*Direction:* Leaving the pictures aside, transcribe every line below exactly.

*Dataset entries:*
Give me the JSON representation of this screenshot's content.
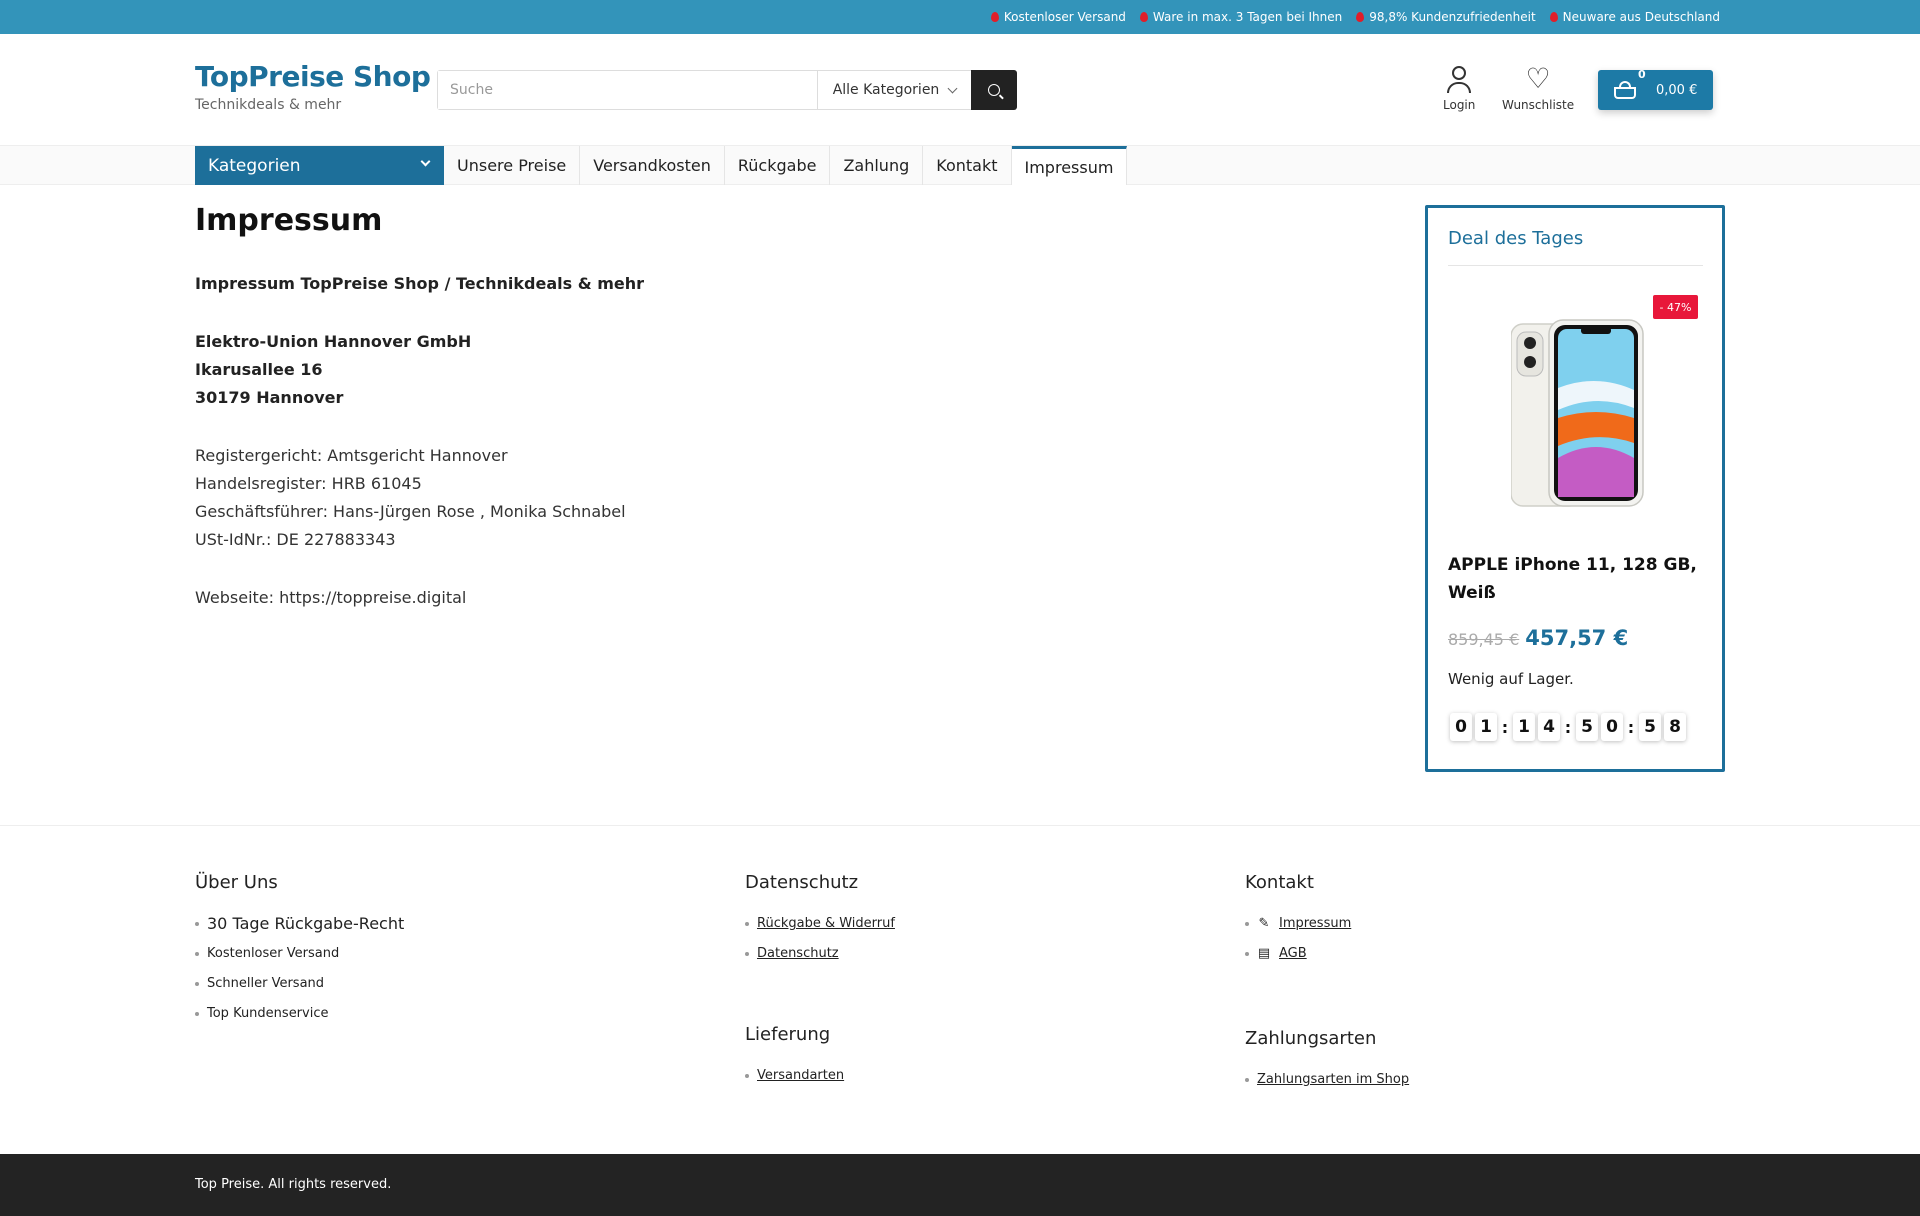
{
  "topbar": {
    "items": [
      "Kostenloser Versand",
      "Ware in max. 3 Tagen bei Ihnen",
      "98,8% Kundenzufriedenheit",
      "Neuware aus Deutschland"
    ]
  },
  "header": {
    "logo_title": "TopPreise Shop",
    "logo_subtitle": "Technikdeals & mehr",
    "search_placeholder": "Suche",
    "search_category": "Alle Kategorien",
    "login_label": "Login",
    "wishlist_label": "Wunschliste",
    "cart_count": "0",
    "cart_total": "0,00 €"
  },
  "nav": {
    "categories_label": "Kategorien",
    "links": [
      "Unsere Preise",
      "Versandkosten",
      "Rückgabe",
      "Zahlung",
      "Kontakt",
      "Impressum"
    ]
  },
  "main": {
    "title": "Impressum",
    "heading": "Impressum TopPreise Shop / Technikdeals & mehr",
    "company": "Elektro-Union Hannover GmbH",
    "street": "Ikarusallee 16",
    "city": "30179 Hannover",
    "register_court": "Registergericht: Amtsgericht Hannover",
    "trade_register": "Handelsregister: HRB 61045",
    "managers": "Geschäftsführer: Hans-Jürgen Rose , Monika Schnabel",
    "vat_id": "USt-IdNr.: DE 227883343",
    "website": "Webseite: https://toppreise.digital"
  },
  "deal": {
    "title": "Deal des Tages",
    "badge": "- 47%",
    "product_name": "APPLE iPhone 11, 128 GB, Weiß",
    "old_price": "859,45 €",
    "new_price": "457,57 €",
    "stock": "Wenig auf Lager.",
    "timer": [
      "0",
      "1",
      "1",
      "4",
      "5",
      "0",
      "5",
      "8"
    ]
  },
  "footer": {
    "about": {
      "title": "Über Uns",
      "items": [
        "30 Tage Rückgabe-Recht",
        "Kostenloser Versand",
        "Schneller Versand",
        "Top Kundenservice"
      ]
    },
    "privacy": {
      "title": "Datenschutz",
      "items": [
        "Rückgabe & Widerruf",
        "Datenschutz"
      ]
    },
    "delivery": {
      "title": "Lieferung",
      "items": [
        "Versandarten"
      ]
    },
    "contact": {
      "title": "Kontakt",
      "items": [
        "Impressum",
        "AGB"
      ]
    },
    "payment": {
      "title": "Zahlungsarten",
      "items": [
        "Zahlungsarten im Shop"
      ]
    },
    "copyright": "Top Preise. All rights reserved."
  }
}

*Task result:*
Give me the JSON representation of this screenshot's content.
{
  "topbar": {
    "items": [
      "Kostenloser Versand",
      "Ware in max. 3 Tagen bei Ihnen",
      "98,8% Kundenzufriedenheit",
      "Neuware aus Deutschland"
    ]
  },
  "header": {
    "logo_title": "TopPreise Shop",
    "logo_subtitle": "Technikdeals & mehr",
    "search_placeholder": "Suche",
    "search_category": "Alle Kategorien",
    "login_label": "Login",
    "wishlist_label": "Wunschliste",
    "cart_count": "0",
    "cart_total": "0,00 €"
  },
  "nav": {
    "categories_label": "Kategorien",
    "links": [
      "Unsere Preise",
      "Versandkosten",
      "Rückgabe",
      "Zahlung",
      "Kontakt",
      "Impressum"
    ]
  },
  "main": {
    "title": "Impressum",
    "heading": "Impressum TopPreise Shop / Technikdeals & mehr",
    "company": "Elektro-Union Hannover GmbH",
    "street": "Ikarusallee 16",
    "city": "30179 Hannover",
    "register_court": "Registergericht: Amtsgericht Hannover",
    "trade_register": "Handelsregister: HRB 61045",
    "managers": "Geschäftsführer: Hans-Jürgen Rose , Monika Schnabel",
    "vat_id": "USt-IdNr.: DE 227883343",
    "website": "Webseite: https://toppreise.digital"
  },
  "deal": {
    "title": "Deal des Tages",
    "badge": "- 47%",
    "product_name": "APPLE iPhone 11, 128 GB, Weiß",
    "old_price": "859,45 €",
    "new_price": "457,57 €",
    "stock": "Wenig auf Lager.",
    "timer": [
      "0",
      "1",
      "1",
      "4",
      "5",
      "0",
      "5",
      "8"
    ]
  },
  "footer": {
    "about": {
      "title": "Über Uns",
      "items": [
        "30 Tage Rückgabe-Recht",
        "Kostenloser Versand",
        "Schneller Versand",
        "Top Kundenservice"
      ]
    },
    "privacy": {
      "title": "Datenschutz",
      "items": [
        "Rückgabe & Widerruf",
        "Datenschutz"
      ]
    },
    "delivery": {
      "title": "Lieferung",
      "items": [
        "Versandarten"
      ]
    },
    "contact": {
      "title": "Kontakt",
      "items": [
        "Impressum",
        "AGB"
      ]
    },
    "payment": {
      "title": "Zahlungsarten",
      "items": [
        "Zahlungsarten im Shop"
      ]
    },
    "copyright": "Top Preise. All rights reserved."
  }
}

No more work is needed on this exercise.